DATA LINES:
■ ■ ■

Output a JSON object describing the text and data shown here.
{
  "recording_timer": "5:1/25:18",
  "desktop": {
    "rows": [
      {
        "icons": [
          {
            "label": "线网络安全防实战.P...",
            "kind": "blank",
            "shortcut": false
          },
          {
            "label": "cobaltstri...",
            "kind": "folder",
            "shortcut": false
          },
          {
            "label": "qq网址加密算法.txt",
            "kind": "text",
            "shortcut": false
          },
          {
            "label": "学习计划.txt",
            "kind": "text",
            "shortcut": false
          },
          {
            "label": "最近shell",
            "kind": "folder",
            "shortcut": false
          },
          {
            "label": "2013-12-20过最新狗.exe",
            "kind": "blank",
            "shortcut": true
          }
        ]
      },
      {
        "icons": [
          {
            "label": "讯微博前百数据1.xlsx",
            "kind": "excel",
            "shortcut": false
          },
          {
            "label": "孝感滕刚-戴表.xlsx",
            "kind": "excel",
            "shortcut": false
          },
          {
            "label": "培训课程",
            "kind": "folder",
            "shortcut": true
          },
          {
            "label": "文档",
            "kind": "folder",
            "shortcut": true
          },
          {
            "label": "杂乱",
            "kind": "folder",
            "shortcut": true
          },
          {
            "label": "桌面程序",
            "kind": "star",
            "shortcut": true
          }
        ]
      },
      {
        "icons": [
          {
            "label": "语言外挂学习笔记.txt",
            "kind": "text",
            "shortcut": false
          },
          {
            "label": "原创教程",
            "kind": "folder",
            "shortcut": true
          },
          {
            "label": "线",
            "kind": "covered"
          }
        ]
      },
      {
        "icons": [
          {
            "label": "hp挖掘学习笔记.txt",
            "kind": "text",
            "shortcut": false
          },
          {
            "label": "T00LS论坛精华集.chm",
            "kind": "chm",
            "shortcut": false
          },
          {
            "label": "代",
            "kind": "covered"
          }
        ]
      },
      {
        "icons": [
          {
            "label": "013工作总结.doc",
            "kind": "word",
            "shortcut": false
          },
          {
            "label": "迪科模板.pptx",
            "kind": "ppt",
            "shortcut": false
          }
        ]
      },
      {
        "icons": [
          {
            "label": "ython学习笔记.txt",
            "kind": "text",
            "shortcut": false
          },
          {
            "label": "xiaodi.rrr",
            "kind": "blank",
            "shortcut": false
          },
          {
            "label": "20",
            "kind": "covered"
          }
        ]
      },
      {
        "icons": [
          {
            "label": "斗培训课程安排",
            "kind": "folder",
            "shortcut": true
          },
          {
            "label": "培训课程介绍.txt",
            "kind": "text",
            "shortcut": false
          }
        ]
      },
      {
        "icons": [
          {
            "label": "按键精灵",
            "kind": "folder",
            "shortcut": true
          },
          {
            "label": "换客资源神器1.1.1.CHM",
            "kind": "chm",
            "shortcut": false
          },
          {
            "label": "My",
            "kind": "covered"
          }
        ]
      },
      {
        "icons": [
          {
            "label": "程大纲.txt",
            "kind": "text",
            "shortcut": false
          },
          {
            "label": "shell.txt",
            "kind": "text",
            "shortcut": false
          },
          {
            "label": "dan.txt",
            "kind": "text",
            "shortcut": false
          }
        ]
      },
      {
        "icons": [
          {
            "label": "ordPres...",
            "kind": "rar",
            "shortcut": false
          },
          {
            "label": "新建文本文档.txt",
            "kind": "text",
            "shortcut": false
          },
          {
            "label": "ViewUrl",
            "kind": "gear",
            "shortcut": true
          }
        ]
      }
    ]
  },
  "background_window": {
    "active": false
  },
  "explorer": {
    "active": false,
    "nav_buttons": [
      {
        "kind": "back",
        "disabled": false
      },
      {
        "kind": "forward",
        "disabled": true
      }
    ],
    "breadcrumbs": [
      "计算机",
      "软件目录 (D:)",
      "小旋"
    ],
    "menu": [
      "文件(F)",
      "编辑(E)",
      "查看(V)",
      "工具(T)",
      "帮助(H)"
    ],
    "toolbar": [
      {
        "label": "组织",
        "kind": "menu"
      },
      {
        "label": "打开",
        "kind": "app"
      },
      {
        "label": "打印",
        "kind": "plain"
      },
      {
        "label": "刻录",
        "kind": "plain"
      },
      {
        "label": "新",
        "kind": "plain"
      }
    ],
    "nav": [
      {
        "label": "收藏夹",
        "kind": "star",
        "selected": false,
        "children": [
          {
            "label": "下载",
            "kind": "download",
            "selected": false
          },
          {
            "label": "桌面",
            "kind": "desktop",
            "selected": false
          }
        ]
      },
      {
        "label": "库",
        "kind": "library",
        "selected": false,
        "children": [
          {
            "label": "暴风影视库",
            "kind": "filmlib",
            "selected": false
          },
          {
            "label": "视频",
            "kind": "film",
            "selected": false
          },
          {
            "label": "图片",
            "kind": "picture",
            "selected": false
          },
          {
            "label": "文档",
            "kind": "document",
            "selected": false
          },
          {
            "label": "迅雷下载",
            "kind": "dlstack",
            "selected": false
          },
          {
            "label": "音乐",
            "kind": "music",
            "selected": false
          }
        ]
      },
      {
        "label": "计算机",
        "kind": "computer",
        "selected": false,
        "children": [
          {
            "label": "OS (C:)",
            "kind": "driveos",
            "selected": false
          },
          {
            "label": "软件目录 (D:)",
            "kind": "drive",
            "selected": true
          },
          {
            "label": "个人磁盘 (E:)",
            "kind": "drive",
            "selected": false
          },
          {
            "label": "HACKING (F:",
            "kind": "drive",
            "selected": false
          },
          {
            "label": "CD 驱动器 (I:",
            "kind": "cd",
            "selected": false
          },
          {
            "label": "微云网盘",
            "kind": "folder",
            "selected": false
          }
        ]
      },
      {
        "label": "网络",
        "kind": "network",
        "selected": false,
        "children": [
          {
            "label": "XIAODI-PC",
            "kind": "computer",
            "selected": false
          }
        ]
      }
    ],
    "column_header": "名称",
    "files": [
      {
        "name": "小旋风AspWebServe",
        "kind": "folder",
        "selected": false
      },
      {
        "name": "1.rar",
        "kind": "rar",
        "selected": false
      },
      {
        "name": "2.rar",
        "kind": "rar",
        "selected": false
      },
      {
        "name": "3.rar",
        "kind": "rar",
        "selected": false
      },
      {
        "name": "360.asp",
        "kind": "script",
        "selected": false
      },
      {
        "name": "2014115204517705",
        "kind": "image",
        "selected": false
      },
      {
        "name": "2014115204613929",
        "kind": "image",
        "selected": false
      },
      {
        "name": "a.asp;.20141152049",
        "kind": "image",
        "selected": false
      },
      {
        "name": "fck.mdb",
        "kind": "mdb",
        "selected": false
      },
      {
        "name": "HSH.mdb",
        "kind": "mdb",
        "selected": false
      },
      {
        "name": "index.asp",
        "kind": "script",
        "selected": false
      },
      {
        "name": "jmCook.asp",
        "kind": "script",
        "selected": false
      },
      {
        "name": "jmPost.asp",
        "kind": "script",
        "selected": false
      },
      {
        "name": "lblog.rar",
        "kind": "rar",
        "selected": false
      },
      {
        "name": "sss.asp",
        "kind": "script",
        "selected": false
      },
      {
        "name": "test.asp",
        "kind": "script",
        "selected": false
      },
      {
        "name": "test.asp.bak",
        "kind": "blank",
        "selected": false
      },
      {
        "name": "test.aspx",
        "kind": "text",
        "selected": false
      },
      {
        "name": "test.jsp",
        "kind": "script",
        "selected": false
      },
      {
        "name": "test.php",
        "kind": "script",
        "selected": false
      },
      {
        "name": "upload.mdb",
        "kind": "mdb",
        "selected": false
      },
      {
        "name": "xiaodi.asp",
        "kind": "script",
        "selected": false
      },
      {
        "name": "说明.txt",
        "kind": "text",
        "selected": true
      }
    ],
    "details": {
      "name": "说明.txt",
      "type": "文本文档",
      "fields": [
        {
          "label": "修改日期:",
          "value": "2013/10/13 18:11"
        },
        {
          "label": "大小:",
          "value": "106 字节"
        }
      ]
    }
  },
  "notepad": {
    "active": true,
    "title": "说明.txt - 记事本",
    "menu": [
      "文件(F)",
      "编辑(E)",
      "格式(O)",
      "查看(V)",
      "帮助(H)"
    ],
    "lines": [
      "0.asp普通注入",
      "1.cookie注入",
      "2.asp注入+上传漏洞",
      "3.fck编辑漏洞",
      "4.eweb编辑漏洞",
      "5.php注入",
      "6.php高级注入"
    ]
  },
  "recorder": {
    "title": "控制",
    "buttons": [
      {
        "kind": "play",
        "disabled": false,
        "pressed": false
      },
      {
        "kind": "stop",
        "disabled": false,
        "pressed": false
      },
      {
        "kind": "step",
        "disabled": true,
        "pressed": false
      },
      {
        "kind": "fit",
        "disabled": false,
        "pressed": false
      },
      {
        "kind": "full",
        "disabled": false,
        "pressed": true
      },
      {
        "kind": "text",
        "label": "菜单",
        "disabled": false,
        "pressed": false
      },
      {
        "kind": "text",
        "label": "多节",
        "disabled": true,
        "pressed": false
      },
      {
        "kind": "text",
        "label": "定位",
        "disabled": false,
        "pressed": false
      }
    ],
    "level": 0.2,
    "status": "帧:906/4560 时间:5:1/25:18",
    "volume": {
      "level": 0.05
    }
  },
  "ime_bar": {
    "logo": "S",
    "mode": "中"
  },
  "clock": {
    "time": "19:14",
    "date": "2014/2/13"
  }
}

■ ■ ■

TASK REQUIREMENTS: Search the entries for the word "test", then list each line that holds it.

SOLUTION TO THIS TASK:
        "name": "test.asp",
        "name": "test.asp.bak",
        "name": "test.aspx",
        "name": "test.jsp",
        "name": "test.php",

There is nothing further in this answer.